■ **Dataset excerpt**
○ ○ ○ ○ ○
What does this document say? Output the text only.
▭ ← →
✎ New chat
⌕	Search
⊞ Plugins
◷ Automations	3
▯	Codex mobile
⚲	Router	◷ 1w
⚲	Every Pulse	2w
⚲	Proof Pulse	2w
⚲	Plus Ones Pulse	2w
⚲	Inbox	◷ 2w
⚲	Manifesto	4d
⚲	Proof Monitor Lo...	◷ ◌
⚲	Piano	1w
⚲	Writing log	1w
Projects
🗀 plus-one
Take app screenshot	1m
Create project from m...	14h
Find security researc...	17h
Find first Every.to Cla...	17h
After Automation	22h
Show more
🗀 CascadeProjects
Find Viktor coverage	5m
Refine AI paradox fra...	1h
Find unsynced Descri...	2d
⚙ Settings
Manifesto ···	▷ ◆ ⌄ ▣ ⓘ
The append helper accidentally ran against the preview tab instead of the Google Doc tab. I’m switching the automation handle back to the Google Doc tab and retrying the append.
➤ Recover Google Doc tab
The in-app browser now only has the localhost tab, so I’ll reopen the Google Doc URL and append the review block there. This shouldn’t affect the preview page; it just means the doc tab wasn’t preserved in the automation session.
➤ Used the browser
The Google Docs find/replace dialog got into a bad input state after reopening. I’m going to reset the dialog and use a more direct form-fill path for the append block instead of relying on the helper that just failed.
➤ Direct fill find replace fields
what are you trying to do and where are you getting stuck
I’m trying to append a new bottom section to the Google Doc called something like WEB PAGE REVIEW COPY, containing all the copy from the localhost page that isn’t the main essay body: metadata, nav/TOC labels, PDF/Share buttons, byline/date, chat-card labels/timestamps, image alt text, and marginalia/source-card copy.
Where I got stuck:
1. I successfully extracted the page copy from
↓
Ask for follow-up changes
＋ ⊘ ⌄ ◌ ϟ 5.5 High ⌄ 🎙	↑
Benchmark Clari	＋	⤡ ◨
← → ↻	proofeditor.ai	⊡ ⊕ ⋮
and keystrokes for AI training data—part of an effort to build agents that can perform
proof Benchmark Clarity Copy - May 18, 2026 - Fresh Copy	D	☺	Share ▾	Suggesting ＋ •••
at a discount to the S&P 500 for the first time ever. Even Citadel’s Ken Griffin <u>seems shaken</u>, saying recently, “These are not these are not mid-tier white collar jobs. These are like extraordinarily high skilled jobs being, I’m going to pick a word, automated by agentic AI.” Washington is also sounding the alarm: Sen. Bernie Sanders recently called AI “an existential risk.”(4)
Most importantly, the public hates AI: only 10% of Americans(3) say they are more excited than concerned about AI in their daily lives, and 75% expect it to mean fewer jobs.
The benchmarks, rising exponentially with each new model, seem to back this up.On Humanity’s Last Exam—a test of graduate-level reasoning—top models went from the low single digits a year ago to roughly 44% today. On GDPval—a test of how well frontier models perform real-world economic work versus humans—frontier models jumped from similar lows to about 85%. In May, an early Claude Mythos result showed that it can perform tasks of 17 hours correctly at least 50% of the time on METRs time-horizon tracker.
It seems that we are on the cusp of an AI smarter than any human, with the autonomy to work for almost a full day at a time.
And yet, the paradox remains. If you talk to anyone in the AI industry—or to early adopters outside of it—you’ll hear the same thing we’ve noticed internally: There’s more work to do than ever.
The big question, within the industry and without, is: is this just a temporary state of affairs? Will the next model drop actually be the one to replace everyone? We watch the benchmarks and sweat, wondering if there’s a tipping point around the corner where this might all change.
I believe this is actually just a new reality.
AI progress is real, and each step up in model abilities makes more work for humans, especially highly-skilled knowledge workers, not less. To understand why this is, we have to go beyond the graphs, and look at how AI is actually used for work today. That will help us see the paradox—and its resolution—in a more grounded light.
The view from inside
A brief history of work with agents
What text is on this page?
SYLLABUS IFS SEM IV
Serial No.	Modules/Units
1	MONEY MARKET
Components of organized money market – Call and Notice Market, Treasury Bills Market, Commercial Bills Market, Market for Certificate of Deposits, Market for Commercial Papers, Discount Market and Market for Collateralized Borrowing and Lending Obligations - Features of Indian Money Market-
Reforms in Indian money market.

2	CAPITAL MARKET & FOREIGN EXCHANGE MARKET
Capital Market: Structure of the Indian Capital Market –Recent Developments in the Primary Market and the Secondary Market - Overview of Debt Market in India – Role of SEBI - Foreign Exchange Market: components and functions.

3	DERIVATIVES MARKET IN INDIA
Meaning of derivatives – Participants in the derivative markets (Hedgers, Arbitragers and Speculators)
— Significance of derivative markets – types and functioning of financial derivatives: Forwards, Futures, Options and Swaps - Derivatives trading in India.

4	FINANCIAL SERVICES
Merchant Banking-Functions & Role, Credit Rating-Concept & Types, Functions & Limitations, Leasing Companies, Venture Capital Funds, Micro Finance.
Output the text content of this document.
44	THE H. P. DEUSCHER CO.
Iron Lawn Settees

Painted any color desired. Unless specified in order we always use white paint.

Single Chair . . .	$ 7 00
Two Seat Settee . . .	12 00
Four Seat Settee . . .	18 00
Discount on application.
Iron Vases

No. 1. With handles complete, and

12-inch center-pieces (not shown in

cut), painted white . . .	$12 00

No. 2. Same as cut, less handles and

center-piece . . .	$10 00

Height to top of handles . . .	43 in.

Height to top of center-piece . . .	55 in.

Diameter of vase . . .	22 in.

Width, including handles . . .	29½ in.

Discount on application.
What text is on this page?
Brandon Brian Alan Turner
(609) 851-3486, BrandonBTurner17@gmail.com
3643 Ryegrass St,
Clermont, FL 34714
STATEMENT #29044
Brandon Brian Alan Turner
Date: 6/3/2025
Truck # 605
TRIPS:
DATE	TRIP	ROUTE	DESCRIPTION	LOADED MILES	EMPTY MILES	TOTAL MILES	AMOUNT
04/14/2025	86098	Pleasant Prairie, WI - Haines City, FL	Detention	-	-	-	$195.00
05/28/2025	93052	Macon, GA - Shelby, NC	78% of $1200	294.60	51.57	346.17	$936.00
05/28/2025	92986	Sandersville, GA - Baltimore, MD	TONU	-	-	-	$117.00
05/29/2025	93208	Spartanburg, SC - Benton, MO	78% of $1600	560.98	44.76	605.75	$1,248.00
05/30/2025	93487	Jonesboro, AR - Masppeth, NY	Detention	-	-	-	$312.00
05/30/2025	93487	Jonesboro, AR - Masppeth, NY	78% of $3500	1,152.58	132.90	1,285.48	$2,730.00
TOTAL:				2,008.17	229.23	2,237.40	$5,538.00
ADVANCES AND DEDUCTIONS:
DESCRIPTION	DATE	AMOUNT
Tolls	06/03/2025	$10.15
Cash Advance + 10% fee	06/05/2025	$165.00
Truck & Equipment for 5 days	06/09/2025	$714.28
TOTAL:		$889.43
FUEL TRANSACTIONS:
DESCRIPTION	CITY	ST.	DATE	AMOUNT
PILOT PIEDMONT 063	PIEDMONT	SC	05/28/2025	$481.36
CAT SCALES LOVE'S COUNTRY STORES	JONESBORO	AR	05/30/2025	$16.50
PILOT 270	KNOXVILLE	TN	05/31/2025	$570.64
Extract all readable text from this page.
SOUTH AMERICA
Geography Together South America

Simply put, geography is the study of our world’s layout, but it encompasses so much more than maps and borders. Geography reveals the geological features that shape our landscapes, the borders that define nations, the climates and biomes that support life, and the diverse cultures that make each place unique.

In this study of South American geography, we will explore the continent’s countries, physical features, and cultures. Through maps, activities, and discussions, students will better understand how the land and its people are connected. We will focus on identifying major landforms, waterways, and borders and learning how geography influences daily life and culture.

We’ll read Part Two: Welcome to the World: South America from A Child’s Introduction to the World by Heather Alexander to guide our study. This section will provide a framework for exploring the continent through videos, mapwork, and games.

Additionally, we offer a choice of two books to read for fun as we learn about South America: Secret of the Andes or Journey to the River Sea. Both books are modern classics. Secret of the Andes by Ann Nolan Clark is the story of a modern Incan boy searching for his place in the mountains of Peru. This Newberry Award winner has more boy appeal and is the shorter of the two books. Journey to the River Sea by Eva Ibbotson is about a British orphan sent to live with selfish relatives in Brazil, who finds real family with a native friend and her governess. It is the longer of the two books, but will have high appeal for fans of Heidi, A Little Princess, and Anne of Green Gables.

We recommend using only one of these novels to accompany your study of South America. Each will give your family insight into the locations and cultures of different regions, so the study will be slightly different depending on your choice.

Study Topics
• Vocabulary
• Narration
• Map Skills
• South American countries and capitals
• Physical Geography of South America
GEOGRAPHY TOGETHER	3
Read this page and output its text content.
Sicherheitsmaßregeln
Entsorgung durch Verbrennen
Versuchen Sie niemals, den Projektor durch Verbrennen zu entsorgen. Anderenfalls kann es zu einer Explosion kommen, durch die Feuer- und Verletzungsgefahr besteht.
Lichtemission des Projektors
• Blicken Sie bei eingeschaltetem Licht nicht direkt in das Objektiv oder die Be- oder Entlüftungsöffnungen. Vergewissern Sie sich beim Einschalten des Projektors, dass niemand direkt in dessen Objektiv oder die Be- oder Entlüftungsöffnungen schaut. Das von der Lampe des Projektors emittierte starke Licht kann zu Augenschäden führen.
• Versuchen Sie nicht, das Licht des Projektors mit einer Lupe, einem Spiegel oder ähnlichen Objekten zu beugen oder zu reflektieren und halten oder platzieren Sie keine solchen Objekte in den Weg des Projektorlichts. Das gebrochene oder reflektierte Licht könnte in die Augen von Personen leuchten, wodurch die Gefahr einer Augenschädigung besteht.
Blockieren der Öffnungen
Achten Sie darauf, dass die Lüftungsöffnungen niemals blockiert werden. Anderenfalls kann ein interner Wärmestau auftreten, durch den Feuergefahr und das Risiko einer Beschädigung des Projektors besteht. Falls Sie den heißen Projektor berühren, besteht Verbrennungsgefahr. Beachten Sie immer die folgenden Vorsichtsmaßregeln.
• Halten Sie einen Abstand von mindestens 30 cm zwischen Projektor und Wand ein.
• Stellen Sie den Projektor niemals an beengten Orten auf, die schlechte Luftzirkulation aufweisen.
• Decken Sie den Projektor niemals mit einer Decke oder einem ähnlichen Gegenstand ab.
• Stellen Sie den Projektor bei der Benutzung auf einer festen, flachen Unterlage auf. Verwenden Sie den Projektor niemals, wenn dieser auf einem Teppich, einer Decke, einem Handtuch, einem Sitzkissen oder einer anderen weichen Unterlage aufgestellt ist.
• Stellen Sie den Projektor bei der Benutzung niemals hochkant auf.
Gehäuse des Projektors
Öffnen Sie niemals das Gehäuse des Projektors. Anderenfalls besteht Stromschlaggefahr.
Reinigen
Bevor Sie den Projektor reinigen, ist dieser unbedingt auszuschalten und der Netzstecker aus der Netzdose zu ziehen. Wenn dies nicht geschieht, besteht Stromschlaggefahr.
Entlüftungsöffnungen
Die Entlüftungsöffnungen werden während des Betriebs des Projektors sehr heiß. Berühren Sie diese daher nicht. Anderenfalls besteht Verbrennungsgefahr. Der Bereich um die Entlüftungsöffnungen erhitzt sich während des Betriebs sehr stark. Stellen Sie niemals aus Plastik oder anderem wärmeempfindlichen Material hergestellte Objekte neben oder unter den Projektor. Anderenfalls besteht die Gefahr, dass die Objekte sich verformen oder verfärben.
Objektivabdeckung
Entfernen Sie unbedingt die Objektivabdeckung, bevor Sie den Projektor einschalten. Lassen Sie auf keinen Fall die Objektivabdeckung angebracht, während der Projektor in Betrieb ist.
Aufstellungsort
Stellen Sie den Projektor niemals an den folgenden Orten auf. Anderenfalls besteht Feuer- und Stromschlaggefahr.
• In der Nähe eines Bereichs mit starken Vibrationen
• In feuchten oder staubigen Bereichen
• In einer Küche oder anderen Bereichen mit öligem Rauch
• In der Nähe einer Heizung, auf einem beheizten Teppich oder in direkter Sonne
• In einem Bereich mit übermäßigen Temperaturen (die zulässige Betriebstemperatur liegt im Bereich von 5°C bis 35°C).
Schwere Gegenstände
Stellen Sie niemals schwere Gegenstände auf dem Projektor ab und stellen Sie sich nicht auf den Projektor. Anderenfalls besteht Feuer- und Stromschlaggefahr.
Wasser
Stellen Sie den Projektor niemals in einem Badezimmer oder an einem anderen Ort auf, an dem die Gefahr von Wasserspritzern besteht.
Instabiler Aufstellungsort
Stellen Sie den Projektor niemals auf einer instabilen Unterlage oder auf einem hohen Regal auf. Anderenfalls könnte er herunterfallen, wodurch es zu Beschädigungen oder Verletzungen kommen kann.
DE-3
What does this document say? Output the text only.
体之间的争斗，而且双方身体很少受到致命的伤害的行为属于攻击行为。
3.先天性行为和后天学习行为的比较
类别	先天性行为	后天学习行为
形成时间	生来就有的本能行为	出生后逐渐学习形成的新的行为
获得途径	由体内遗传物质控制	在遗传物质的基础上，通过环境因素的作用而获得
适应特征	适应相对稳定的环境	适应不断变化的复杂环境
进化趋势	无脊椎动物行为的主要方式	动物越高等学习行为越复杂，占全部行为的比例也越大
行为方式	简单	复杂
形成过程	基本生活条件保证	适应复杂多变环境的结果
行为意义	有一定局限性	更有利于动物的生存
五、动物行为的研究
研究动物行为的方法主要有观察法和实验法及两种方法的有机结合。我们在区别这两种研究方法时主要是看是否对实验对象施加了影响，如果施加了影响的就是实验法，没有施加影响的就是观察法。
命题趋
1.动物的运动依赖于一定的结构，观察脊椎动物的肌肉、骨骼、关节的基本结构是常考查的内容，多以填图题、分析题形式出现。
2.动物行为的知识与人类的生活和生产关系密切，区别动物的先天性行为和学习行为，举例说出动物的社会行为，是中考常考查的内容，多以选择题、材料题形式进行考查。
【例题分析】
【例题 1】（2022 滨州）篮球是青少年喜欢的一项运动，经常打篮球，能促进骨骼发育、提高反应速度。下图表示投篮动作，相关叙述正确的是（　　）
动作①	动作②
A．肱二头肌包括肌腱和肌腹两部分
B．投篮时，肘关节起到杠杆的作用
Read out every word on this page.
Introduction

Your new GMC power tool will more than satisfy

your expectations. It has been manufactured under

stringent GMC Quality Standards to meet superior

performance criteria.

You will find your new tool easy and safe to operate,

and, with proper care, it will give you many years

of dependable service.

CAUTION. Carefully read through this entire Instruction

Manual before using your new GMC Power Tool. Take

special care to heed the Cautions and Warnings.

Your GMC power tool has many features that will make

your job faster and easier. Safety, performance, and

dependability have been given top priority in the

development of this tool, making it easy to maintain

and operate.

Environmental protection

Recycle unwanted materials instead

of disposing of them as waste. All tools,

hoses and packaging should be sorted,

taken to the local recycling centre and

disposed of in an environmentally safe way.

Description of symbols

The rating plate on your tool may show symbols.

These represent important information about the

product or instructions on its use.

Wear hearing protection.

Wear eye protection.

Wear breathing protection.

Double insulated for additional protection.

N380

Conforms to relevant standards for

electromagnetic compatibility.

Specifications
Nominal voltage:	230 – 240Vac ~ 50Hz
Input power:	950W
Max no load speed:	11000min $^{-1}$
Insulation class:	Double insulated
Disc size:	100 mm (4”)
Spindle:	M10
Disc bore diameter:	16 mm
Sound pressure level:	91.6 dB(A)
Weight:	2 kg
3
○ ○ ○ ○ ○
■ **Goal**
Go through the records and copy each line with "einem" in it.

■ **Response to the task**
• Versuchen Sie nicht, das Licht des Projektors mit einer Lupe, einem Spiegel oder ähnlichen Objekten zu beugen oder zu reflektieren und halten oder platzieren Sie keine solchen Objekte in den Weg des Projektorlichts. Das gebrochene oder reflektierte Licht könnte in die Augen von Personen leuchten, wodurch die Gefahr einer Augenschädigung besteht.
• Decken Sie den Projektor niemals mit einer Decke oder einem ähnlichen Gegenstand ab.
• Stellen Sie den Projektor bei der Benutzung auf einer festen, flachen Unterlage auf. Verwenden Sie den Projektor niemals, wenn dieser auf einem Teppich, einer Decke, einem Handtuch, einem Sitzkissen oder einer anderen weichen Unterlage aufgestellt ist.
• In der Nähe einer Heizung, auf einem beheizten Teppich oder in direkter Sonne
• In einem Bereich mit übermäßigen Temperaturen (die zulässige Betriebstemperatur liegt im Bereich von 5°C bis 35°C).
Stellen Sie den Projektor niemals in einem Badezimmer oder an einem anderen Ort auf, an dem die Gefahr von Wasserspritzern besteht.
Stellen Sie den Projektor niemals auf einer instabilen Unterlage oder auf einem hohen Regal auf. Anderenfalls könnte er herunterfallen, wodurch es zu Beschädigungen oder Verletzungen kommen kann.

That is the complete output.